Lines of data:

◇ ◇ ◇ ◇ ◇ ◇ ◇

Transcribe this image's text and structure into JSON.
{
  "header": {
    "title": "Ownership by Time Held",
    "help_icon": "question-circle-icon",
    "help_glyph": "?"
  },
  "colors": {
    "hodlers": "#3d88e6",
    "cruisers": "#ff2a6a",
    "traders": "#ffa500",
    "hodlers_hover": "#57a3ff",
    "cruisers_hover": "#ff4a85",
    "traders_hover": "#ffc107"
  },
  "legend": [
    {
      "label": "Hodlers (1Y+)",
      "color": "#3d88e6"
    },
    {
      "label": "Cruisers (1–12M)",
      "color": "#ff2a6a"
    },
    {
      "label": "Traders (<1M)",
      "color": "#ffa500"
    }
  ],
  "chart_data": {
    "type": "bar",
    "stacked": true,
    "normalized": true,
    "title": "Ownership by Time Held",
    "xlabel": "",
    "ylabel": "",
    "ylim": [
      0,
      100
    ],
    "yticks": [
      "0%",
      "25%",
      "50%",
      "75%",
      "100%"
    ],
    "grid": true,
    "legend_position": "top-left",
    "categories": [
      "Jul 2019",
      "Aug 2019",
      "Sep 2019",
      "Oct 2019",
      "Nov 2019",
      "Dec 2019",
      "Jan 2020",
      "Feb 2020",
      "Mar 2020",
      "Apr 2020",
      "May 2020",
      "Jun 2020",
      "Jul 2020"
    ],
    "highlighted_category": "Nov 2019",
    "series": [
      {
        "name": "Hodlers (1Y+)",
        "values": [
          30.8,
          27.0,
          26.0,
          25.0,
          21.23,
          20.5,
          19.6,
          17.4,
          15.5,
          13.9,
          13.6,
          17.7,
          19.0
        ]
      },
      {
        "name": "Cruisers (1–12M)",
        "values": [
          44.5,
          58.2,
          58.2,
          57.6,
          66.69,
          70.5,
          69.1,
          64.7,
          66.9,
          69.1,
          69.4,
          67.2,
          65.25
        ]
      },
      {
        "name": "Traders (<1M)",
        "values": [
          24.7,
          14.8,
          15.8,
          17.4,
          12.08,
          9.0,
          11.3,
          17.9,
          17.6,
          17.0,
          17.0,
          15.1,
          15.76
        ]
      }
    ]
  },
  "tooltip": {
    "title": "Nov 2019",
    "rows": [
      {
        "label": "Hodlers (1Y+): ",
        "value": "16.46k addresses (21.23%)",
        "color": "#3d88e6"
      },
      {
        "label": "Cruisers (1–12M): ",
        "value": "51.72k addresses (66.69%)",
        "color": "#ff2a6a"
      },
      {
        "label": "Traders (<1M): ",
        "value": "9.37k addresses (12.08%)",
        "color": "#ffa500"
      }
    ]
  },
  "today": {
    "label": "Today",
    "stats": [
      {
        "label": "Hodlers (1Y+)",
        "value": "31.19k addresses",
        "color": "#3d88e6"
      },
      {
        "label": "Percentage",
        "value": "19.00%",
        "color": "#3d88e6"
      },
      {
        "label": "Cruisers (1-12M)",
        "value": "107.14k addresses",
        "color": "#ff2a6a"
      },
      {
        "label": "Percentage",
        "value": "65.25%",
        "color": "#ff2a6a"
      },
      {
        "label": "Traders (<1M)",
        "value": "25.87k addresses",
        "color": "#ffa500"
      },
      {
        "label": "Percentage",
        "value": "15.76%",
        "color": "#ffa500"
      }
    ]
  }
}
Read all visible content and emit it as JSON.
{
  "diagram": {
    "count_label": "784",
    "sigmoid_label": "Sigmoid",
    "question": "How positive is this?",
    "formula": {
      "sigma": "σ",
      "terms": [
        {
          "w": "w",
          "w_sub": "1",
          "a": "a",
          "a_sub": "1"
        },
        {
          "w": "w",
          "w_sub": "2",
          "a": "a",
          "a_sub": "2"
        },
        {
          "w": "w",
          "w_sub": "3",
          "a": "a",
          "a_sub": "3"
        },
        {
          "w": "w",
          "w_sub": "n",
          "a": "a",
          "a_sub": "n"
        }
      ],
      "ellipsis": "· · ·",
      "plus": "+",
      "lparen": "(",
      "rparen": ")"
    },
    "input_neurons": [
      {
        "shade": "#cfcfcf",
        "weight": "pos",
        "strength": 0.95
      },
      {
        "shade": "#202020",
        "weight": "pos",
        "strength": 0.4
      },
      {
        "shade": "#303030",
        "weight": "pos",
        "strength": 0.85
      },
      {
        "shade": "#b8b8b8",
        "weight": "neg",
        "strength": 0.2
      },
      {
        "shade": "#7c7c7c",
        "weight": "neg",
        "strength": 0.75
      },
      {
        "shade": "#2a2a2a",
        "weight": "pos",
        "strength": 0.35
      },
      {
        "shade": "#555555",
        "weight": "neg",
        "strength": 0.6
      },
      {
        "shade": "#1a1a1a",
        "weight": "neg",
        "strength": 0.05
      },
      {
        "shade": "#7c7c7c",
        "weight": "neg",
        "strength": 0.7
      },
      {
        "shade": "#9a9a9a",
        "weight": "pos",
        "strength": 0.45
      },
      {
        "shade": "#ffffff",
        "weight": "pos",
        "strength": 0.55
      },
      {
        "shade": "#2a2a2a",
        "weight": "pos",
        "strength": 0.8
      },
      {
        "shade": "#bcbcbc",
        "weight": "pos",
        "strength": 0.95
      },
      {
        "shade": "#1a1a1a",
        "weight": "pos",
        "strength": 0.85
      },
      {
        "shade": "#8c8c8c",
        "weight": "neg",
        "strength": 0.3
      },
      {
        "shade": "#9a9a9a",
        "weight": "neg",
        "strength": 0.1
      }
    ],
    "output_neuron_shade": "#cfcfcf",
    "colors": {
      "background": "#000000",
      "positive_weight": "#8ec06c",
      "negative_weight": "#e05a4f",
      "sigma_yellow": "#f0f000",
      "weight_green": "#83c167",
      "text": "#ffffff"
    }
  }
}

◇ ◇ ◇ ◇ ◇ ◇ ◇

### [THE PROBLEM]
Search the entries for the word "true", then list each line that holds it.

### [CORRECT OUTPUT]
    "stacked": true,
    "normalized": true,
    "grid": true,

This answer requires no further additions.